## start INPUT RECORDS

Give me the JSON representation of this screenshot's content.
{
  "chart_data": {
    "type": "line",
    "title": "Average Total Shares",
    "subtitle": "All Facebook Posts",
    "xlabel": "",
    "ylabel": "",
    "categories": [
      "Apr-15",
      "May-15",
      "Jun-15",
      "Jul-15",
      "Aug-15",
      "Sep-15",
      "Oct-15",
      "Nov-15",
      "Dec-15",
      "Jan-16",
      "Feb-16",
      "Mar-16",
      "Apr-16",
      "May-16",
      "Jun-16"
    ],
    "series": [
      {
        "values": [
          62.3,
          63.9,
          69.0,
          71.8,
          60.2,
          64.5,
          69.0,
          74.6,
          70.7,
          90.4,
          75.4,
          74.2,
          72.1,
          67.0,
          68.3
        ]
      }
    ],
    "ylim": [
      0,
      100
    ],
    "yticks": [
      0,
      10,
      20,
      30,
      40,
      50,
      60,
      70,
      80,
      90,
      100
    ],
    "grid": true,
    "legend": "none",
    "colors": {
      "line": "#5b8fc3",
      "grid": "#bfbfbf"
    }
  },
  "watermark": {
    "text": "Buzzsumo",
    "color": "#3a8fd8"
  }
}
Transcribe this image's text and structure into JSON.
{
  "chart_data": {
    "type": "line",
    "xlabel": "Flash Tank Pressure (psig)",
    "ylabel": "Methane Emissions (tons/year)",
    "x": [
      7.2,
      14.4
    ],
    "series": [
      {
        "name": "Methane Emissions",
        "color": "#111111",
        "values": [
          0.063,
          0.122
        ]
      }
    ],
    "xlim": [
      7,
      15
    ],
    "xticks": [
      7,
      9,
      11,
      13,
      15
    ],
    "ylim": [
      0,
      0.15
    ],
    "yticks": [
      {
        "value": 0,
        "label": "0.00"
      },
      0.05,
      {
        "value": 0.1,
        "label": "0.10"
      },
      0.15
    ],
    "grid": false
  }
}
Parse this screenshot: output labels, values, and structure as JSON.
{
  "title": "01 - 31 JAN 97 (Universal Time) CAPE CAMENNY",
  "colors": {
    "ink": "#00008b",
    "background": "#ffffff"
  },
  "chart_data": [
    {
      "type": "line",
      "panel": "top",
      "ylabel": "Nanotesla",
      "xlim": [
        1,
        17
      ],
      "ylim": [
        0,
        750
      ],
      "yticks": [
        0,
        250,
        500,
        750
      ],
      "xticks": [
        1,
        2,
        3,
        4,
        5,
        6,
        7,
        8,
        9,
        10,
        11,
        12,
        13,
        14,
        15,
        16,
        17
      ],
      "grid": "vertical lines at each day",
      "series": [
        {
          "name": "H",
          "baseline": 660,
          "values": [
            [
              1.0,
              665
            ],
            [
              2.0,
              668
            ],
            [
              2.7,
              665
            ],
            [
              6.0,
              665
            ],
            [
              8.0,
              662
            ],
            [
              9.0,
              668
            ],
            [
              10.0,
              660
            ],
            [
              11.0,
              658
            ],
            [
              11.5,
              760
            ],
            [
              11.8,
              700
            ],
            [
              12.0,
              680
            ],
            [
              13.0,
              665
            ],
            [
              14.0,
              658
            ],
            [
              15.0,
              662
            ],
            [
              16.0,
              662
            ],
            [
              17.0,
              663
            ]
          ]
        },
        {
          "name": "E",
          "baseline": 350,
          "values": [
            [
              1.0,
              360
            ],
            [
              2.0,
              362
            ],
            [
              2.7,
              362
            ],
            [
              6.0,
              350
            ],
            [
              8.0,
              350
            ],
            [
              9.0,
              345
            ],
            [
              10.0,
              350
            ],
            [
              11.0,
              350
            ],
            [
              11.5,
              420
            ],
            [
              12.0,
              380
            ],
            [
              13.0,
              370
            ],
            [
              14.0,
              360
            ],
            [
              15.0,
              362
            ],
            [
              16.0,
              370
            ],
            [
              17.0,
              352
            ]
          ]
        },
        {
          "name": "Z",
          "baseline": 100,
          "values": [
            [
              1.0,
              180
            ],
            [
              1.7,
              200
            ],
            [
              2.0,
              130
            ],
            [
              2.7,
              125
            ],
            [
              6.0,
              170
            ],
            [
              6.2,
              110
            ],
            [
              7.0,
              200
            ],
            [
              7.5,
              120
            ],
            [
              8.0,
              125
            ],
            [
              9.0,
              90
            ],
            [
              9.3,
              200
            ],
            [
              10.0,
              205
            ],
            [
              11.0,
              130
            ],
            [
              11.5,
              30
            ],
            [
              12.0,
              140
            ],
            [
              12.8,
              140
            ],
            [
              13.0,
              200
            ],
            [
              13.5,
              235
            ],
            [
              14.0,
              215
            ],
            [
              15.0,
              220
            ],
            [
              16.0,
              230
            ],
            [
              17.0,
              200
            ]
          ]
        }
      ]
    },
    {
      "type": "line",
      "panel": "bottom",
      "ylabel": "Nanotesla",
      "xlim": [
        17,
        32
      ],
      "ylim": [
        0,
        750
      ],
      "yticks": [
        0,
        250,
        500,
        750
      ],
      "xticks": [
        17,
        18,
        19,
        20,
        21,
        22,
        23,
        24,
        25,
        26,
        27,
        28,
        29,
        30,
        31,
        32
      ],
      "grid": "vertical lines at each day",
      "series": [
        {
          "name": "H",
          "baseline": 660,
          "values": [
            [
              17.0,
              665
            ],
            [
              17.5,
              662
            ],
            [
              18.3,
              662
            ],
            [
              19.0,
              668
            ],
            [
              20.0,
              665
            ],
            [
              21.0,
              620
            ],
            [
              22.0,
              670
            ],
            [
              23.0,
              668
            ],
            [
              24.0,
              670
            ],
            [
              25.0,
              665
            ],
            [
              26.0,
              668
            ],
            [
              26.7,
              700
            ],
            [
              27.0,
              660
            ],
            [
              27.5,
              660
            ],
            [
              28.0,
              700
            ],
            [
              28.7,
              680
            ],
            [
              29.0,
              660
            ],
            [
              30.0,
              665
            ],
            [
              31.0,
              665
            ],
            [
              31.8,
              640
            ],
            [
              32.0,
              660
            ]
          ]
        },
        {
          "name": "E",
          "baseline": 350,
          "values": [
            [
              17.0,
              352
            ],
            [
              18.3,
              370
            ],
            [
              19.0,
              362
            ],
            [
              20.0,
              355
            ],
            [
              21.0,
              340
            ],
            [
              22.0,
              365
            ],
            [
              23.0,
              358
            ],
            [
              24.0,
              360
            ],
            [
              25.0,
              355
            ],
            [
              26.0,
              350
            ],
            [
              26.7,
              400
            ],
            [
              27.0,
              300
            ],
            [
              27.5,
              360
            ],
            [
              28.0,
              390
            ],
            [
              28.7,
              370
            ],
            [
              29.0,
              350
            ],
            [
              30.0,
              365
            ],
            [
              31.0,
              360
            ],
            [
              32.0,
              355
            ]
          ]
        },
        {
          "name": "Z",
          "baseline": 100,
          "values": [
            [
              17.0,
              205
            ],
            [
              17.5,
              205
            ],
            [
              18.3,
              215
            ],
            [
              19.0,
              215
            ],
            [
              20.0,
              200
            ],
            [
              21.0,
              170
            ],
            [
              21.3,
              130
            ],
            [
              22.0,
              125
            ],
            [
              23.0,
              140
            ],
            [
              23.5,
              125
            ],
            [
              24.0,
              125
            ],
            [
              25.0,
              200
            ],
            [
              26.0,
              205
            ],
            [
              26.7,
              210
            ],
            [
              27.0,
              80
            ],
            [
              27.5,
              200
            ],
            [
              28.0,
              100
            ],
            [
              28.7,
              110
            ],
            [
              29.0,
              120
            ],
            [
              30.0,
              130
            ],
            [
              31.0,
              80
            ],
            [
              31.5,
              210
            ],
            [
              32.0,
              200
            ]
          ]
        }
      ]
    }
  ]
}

## end INPUT RECORDS

_WHAT YOU NEED TO DO_
Repeat the whole listing exactly, keeping every line intact.

_RIGHT ANSWER_
Give me the JSON representation of this screenshot's content.
{
  "chart_data": {
    "type": "line",
    "title": "Average Total Shares",
    "subtitle": "All Facebook Posts",
    "xlabel": "",
    "ylabel": "",
    "categories": [
      "Apr-15",
      "May-15",
      "Jun-15",
      "Jul-15",
      "Aug-15",
      "Sep-15",
      "Oct-15",
      "Nov-15",
      "Dec-15",
      "Jan-16",
      "Feb-16",
      "Mar-16",
      "Apr-16",
      "May-16",
      "Jun-16"
    ],
    "series": [
      {
        "values": [
          62.3,
          63.9,
          69.0,
          71.8,
          60.2,
          64.5,
          69.0,
          74.6,
          70.7,
          90.4,
          75.4,
          74.2,
          72.1,
          67.0,
          68.3
        ]
      }
    ],
    "ylim": [
      0,
      100
    ],
    "yticks": [
      0,
      10,
      20,
      30,
      40,
      50,
      60,
      70,
      80,
      90,
      100
    ],
    "grid": true,
    "legend": "none",
    "colors": {
      "line": "#5b8fc3",
      "grid": "#bfbfbf"
    }
  },
  "watermark": {
    "text": "Buzzsumo",
    "color": "#3a8fd8"
  }
}
Transcribe this image's text and structure into JSON.
{
  "chart_data": {
    "type": "line",
    "xlabel": "Flash Tank Pressure (psig)",
    "ylabel": "Methane Emissions (tons/year)",
    "x": [
      7.2,
      14.4
    ],
    "series": [
      {
        "name": "Methane Emissions",
        "color": "#111111",
        "values": [
          0.063,
          0.122
        ]
      }
    ],
    "xlim": [
      7,
      15
    ],
    "xticks": [
      7,
      9,
      11,
      13,
      15
    ],
    "ylim": [
      0,
      0.15
    ],
    "yticks": [
      {
        "value": 0,
        "label": "0.00"
      },
      0.05,
      {
        "value": 0.1,
        "label": "0.10"
      },
      0.15
    ],
    "grid": false
  }
}
Parse this screenshot: output labels, values, and structure as JSON.
{
  "title": "01 - 31 JAN 97 (Universal Time) CAPE CAMENNY",
  "colors": {
    "ink": "#00008b",
    "background": "#ffffff"
  },
  "chart_data": [
    {
      "type": "line",
      "panel": "top",
      "ylabel": "Nanotesla",
      "xlim": [
        1,
        17
      ],
      "ylim": [
        0,
        750
      ],
      "yticks": [
        0,
        250,
        500,
        750
      ],
      "xticks": [
        1,
        2,
        3,
        4,
        5,
        6,
        7,
        8,
        9,
        10,
        11,
        12,
        13,
        14,
        15,
        16,
        17
      ],
      "grid": "vertical lines at each day",
      "series": [
        {
          "name": "H",
          "baseline": 660,
          "values": [
            [
              1.0,
              665
            ],
            [
              2.0,
              668
            ],
            [
              2.7,
              665
            ],
            [
              6.0,
              665
            ],
            [
              8.0,
              662
            ],
            [
              9.0,
              668
            ],
            [
              10.0,
              660
            ],
            [
              11.0,
              658
            ],
            [
              11.5,
              760
            ],
            [
              11.8,
              700
            ],
            [
              12.0,
              680
            ],
            [
              13.0,
              665
            ],
            [
              14.0,
              658
            ],
            [
              15.0,
              662
            ],
            [
              16.0,
              662
            ],
            [
              17.0,
              663
            ]
          ]
        },
        {
          "name": "E",
          "baseline": 350,
          "values": [
            [
              1.0,
              360
            ],
            [
              2.0,
              362
            ],
            [
              2.7,
              362
            ],
            [
              6.0,
              350
            ],
            [
              8.0,
              350
            ],
            [
              9.0,
              345
            ],
            [
              10.0,
              350
            ],
            [
              11.0,
              350
            ],
            [
              11.5,
              420
            ],
            [
              12.0,
              380
            ],
            [
              13.0,
              370
            ],
            [
              14.0,
              360
            ],
            [
              15.0,
              362
            ],
            [
              16.0,
              370
            ],
            [
              17.0,
              352
            ]
          ]
        },
        {
          "name": "Z",
          "baseline": 100,
          "values": [
            [
              1.0,
              180
            ],
            [
              1.7,
              200
            ],
            [
              2.0,
              130
            ],
            [
              2.7,
              125
            ],
            [
              6.0,
              170
            ],
            [
              6.2,
              110
            ],
            [
              7.0,
              200
            ],
            [
              7.5,
              120
            ],
            [
              8.0,
              125
            ],
            [
              9.0,
              90
            ],
            [
              9.3,
              200
            ],
            [
              10.0,
              205
            ],
            [
              11.0,
              130
            ],
            [
              11.5,
              30
            ],
            [
              12.0,
              140
            ],
            [
              12.8,
              140
            ],
            [
              13.0,
              200
            ],
            [
              13.5,
              235
            ],
            [
              14.0,
              215
            ],
            [
              15.0,
              220
            ],
            [
              16.0,
              230
            ],
            [
              17.0,
              200
            ]
          ]
        }
      ]
    },
    {
      "type": "line",
      "panel": "bottom",
      "ylabel": "Nanotesla",
      "xlim": [
        17,
        32
      ],
      "ylim": [
        0,
        750
      ],
      "yticks": [
        0,
        250,
        500,
        750
      ],
      "xticks": [
        17,
        18,
        19,
        20,
        21,
        22,
        23,
        24,
        25,
        26,
        27,
        28,
        29,
        30,
        31,
        32
      ],
      "grid": "vertical lines at each day",
      "series": [
        {
          "name": "H",
          "baseline": 660,
          "values": [
            [
              17.0,
              665
            ],
            [
              17.5,
              662
            ],
            [
              18.3,
              662
            ],
            [
              19.0,
              668
            ],
            [
              20.0,
              665
            ],
            [
              21.0,
              620
            ],
            [
              22.0,
              670
            ],
            [
              23.0,
              668
            ],
            [
              24.0,
              670
            ],
            [
              25.0,
              665
            ],
            [
              26.0,
              668
            ],
            [
              26.7,
              700
            ],
            [
              27.0,
              660
            ],
            [
              27.5,
              660
            ],
            [
              28.0,
              700
            ],
            [
              28.7,
              680
            ],
            [
              29.0,
              660
            ],
            [
              30.0,
              665
            ],
            [
              31.0,
              665
            ],
            [
              31.8,
              640
            ],
            [
              32.0,
              660
            ]
          ]
        },
        {
          "name": "E",
          "baseline": 350,
          "values": [
            [
              17.0,
              352
            ],
            [
              18.3,
              370
            ],
            [
              19.0,
              362
            ],
            [
              20.0,
              355
            ],
            [
              21.0,
              340
            ],
            [
              22.0,
              365
            ],
            [
              23.0,
              358
            ],
            [
              24.0,
              360
            ],
            [
              25.0,
              355
            ],
            [
              26.0,
              350
            ],
            [
              26.7,
              400
            ],
            [
              27.0,
              300
            ],
            [
              27.5,
              360
            ],
            [
              28.0,
              390
            ],
            [
              28.7,
              370
            ],
            [
              29.0,
              350
            ],
            [
              30.0,
              365
            ],
            [
              31.0,
              360
            ],
            [
              32.0,
              355
            ]
          ]
        },
        {
          "name": "Z",
          "baseline": 100,
          "values": [
            [
              17.0,
              205
            ],
            [
              17.5,
              205
            ],
            [
              18.3,
              215
            ],
            [
              19.0,
              215
            ],
            [
              20.0,
              200
            ],
            [
              21.0,
              170
            ],
            [
              21.3,
              130
            ],
            [
              22.0,
              125
            ],
            [
              23.0,
              140
            ],
            [
              23.5,
              125
            ],
            [
              24.0,
              125
            ],
            [
              25.0,
              200
            ],
            [
              26.0,
              205
            ],
            [
              26.7,
              210
            ],
            [
              27.0,
              80
            ],
            [
              27.5,
              200
            ],
            [
              28.0,
              100
            ],
            [
              28.7,
              110
            ],
            [
              29.0,
              120
            ],
            [
              30.0,
              130
            ],
            [
              31.0,
              80
            ],
            [
              31.5,
              210
            ],
            [
              32.0,
              200
            ]
          ]
        }
      ]
    }
  ]
}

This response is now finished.